The program hopes people will open their hearts and their wallets to help other foster kids get bikes this year.

Through an arrangement with the Huffy Corp., the nonprofit is getting bikes at a discounted rate that may be cheaper than you could find them on sale.

Jacober said anytime the organization donates bikes to kids in need it receives a warm welcome from the community.

Rina Grocke, a foster parent from Mesa, picked up bikes for the 2-, 4- and 7-year old kids. She said since then, the family has gone on bike rides every evening after dinner.

“Foster kids don’t generally have a lot of stuff to call their own,” Grocke said. “A lot of the kids that come to my door have never had a bike before. At least in my childhood memories, my bike was one of the most important. So for them to now have that type of childhood memory is amazing.”

Grocke became interested in fostering kids when she began working with the Department of Child Safety. On her first day, she walked into the office and saw a 2-year-old sleeping on a cot on the floor. She immediately felt the need to step in and help other kids in that same situation.

Set tasks:
**1)** Answer these from the article on bikes for foster kids:
(a) Which company's arrangement lets the nonprofit buy bikes at a discounted rate?
(b) What town is foster parent Rina Grocke from?
(c) What did Grocke see when she walked into the office on her first day?
**2)** Reproduce the passage of the article on bikes for foster kids between "Through an arrangement" and "from the community.", inclusive, without any change.
**3)** Write the next part of the article on bikes for foster kids, picking up after its final sentence.
The listing after this point is separate material, unrelated to the article on bikes for foster kids.

Data section:
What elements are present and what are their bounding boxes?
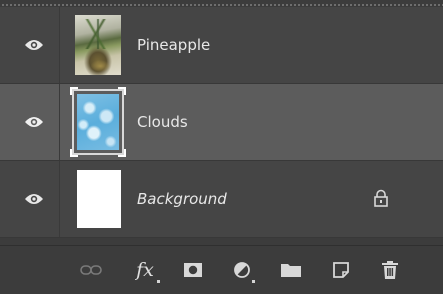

Expected responses:
**1)**
(a) The Huffy Corp.
(b) Mesa.
(c) A 2-year-old sleeping on a cot on the floor.

**2)**
Through an arrangement with the Huffy Corp., the nonprofit is getting bikes at a discounted rate that may be cheaper than you could find them on sale.

Jacober said anytime the organization donates bikes to kids in need it receives a warm welcome from the community.

**3)**
She now currently fosters five kids in total, one of which being a sibling group of four. Along with the 2-, 4- and 7-year olds, she currently takes care of a 6-year old and 1-year-old.

Grocke said everyone in line to pick up the bikes was ecstatic.

“I was sitting in line watching the parents and every one of them were just so thankful,” Grocke said. “I’m also part of a foster parent group on Facebook and so many of them promoted the event and asked how they could get involved to help. It’s awesome that it really brought the community together.”

Donors can go to and can pick the size of bike based on age and the program’s workers will order it, build it and deliver it to a kid in foster care.

Tax-deductible donations range from $35 for a bike for someone 2 to 3 years old to $70 for a 26-inch bike for kids 12 and up.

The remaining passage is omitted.